> [What to work on] Every record should be copied exactly, except that pictures are to be omitted.

> [Stored records]
==============================
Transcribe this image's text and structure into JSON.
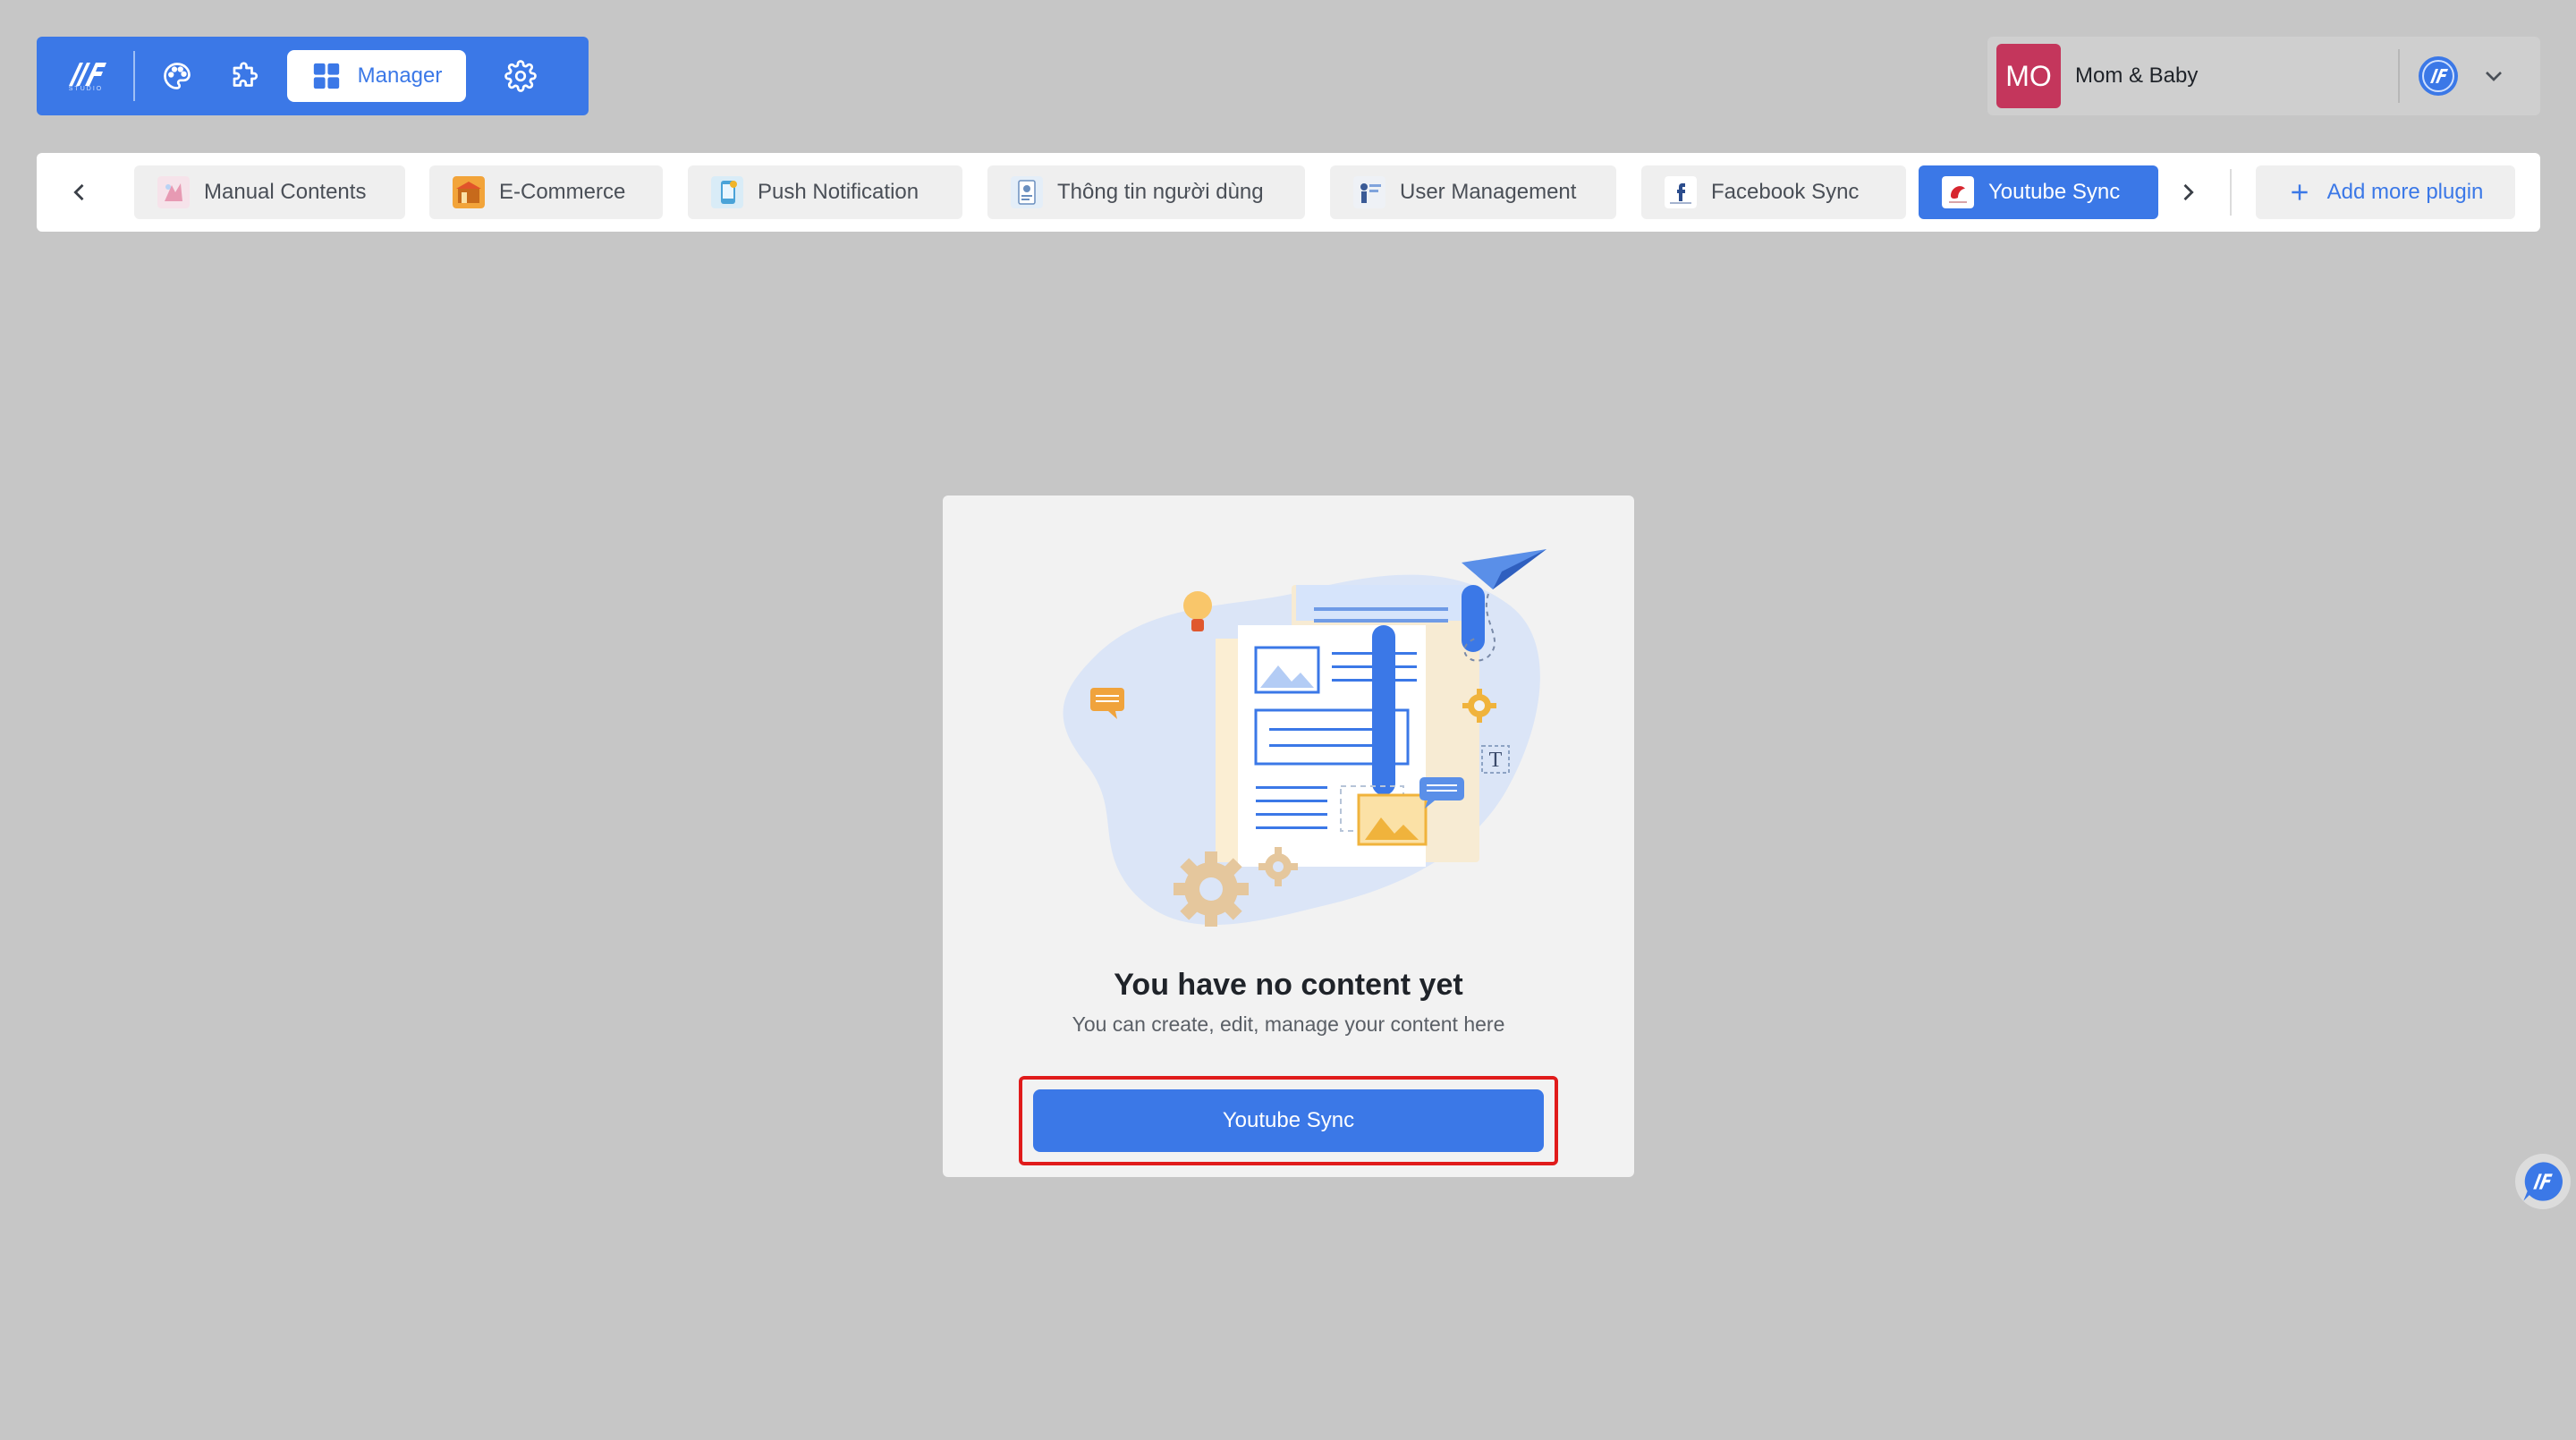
{
  "toolbar": {
    "logo_icon": "studio-logo-icon",
    "logo_sub": "STUDIO",
    "theme_icon": "palette-icon",
    "plugin_icon": "puzzle-icon",
    "manager_icon": "grid-icon",
    "manager_label": "Manager",
    "settings_icon": "gear-icon",
    "accent": "#3b78e7"
  },
  "app_switcher": {
    "avatar_initials": "MO",
    "avatar_color": "#c4365c",
    "app_name": "Mom & Baby",
    "logo_icon": "studio-round-logo-icon",
    "chevron_icon": "chevron-down-icon"
  },
  "tabs": {
    "prev_icon": "chevron-left-icon",
    "next_icon": "chevron-right-icon",
    "items": [
      {
        "label": "Manual Contents",
        "active": false
      },
      {
        "label": "E-Commerce",
        "active": false
      },
      {
        "label": "Push Notification",
        "active": false
      },
      {
        "label": "Thông tin người dùng",
        "active": false
      },
      {
        "label": "User Management",
        "active": false
      },
      {
        "label": "Facebook Sync",
        "active": false
      },
      {
        "label": "Youtube Sync",
        "active": true
      }
    ],
    "add_plugin_label": "Add more plugin",
    "add_icon": "plus-icon"
  },
  "empty_state": {
    "illustration": "documents-illustration",
    "title": "You have no content yet",
    "subtitle": "You can create, edit, manage your content here",
    "button_label": "Youtube Sync",
    "highlight_color": "#e01b1b"
  },
  "fab": {
    "icon": "chat-support-icon"
  }
}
==============================
> [Solution for this task]
Transcribe this image's text and structure into JSON.
{
  "toolbar": {
    "logo_icon": "studio-logo-icon",
    "logo_sub": "STUDIO",
    "theme_icon": "palette-icon",
    "plugin_icon": "puzzle-icon",
    "manager_icon": "grid-icon",
    "manager_label": "Manager",
    "settings_icon": "gear-icon",
    "accent": "#3b78e7"
  },
  "app_switcher": {
    "avatar_initials": "MO",
    "avatar_color": "#c4365c",
    "app_name": "Mom & Baby",
    "logo_icon": "studio-round-logo-icon",
    "chevron_icon": "chevron-down-icon"
  },
  "tabs": {
    "prev_icon": "chevron-left-icon",
    "next_icon": "chevron-right-icon",
    "items": [
      {
        "label": "Manual Contents",
        "active": false
      },
      {
        "label": "E-Commerce",
        "active": false
      },
      {
        "label": "Push Notification",
        "active": false
      },
      {
        "label": "Thông tin người dùng",
        "active": false
      },
      {
        "label": "User Management",
        "active": false
      },
      {
        "label": "Facebook Sync",
        "active": false
      },
      {
        "label": "Youtube Sync",
        "active": true
      }
    ],
    "add_plugin_label": "Add more plugin",
    "add_icon": "plus-icon"
  },
  "empty_state": {
    "illustration": "documents-illustration",
    "title": "You have no content yet",
    "subtitle": "You can create, edit, manage your content here",
    "button_label": "Youtube Sync",
    "highlight_color": "#e01b1b"
  },
  "fab": {
    "icon": "chat-support-icon"
  }
}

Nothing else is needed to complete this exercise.